Thursday, 31 January 2019

Noisy Map Maker

I made a spreadsheet (it's a Google Sheet) that takes a dungeon map like this one:

gridded dungeon map to be transformed by various rules
Raw map data

...and turns it into an imperfect, noisy dungeon map handout for your players. Naturally there's lots of ways to introduce noise/errors to an image, but I wanted one that was solveable by clever players. That is, it'd still have some use if they couldn't solve the puzzle, but if they could, they'd know the dungeon layout.

(in this case, not the presence of doors or walls dividing adjacent rooms, as the map scale is 10 ft per cell. But you could make a map to a different scale)

How it works is by assigning a random number from one of two lists to a cell, based on whether the corresponding cell for the true map is blank or not. The two lists follow / don't follow a simple mathematical rule. Then a simple conditional formatting rule fills the cell based on whether the number is above a certain threshold. The conditional formatting creates the "noise", while cracking the rule gets you back to the true underlying information.

---*---

Request A: Which lines in the rows below contain the string "title"? Copy each of those lines in full.

Input records:

---*---

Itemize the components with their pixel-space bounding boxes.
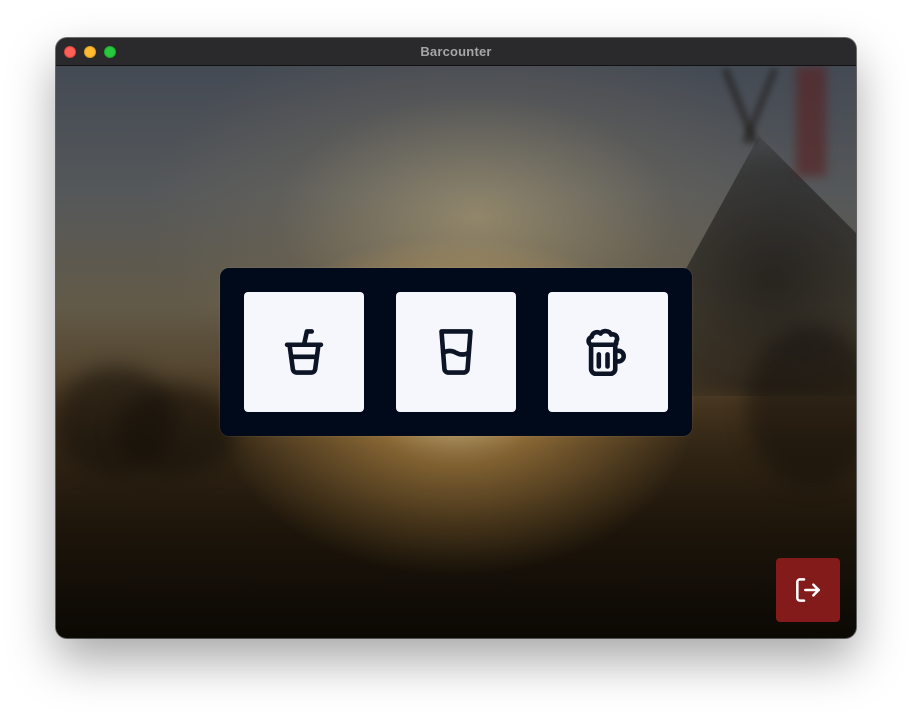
title-bar[interactable]: Barcounter: [56, 38, 856, 66]
drink-button-glass[interactable]: [396, 292, 516, 412]
screen: Barcounter: [0, 0, 912, 712]
glass-of-water-icon: [439, 329, 473, 375]
background-flag: [796, 66, 826, 176]
drink-button-cup[interactable]: [244, 292, 364, 412]
logout-icon: [796, 578, 820, 602]
background-tree: [116, 386, 236, 476]
app-window: Barcounter: [56, 38, 856, 638]
app-content: [56, 66, 856, 638]
window-title: Barcounter: [420, 44, 492, 59]
drink-button-beer[interactable]: [548, 292, 668, 412]
cup-with-straw-icon: [284, 329, 324, 375]
background-pole: [741, 67, 779, 145]
beer-mug-icon: [586, 328, 626, 377]
logout-button[interactable]: [776, 558, 840, 622]
drink-selector-panel: [220, 268, 692, 436]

---*---

Request B: Could you carry on the post about the noisy dungeon map spreadsheet, starting right after its final sentence?

Exercise answer A:
title-bar[interactable]: Barcounter: [56, 38, 856, 66]
window-title: Barcounter: [420, 44, 492, 59]

Exercise answer B:
The easiest version of this puzzle just uses two adjacent sets of integers. You can even let players have control over the conditional formatting if a laptop or tablet is available, letting them home in on the correct threshold:

gridded dungeon map with adjacent-intervals rule applied
Numbers in [0,255] / Numbers in [256,512]

A simple divisibility rule is of middling difficulty.

gridded dungeon map with divisible-by-3 rule applied
Divisible by 3 / Not divisible by 3

Probably the hardest of the three pre-populated options is prime numbers. Though if you used this one, you could be sneaky here and indicate secret doors or similar with a 1, as 1 is neither prime nor composite.

gridded dungeon map with prime-number rule applied
Composite numbers / Prime numbers

You can download and mess around with the sheet, defining your own number lists (and associated rule to crack) and tweaking the conditional formatting threshold to have the right amount of noise. If you use this in a game, let me know how it goes!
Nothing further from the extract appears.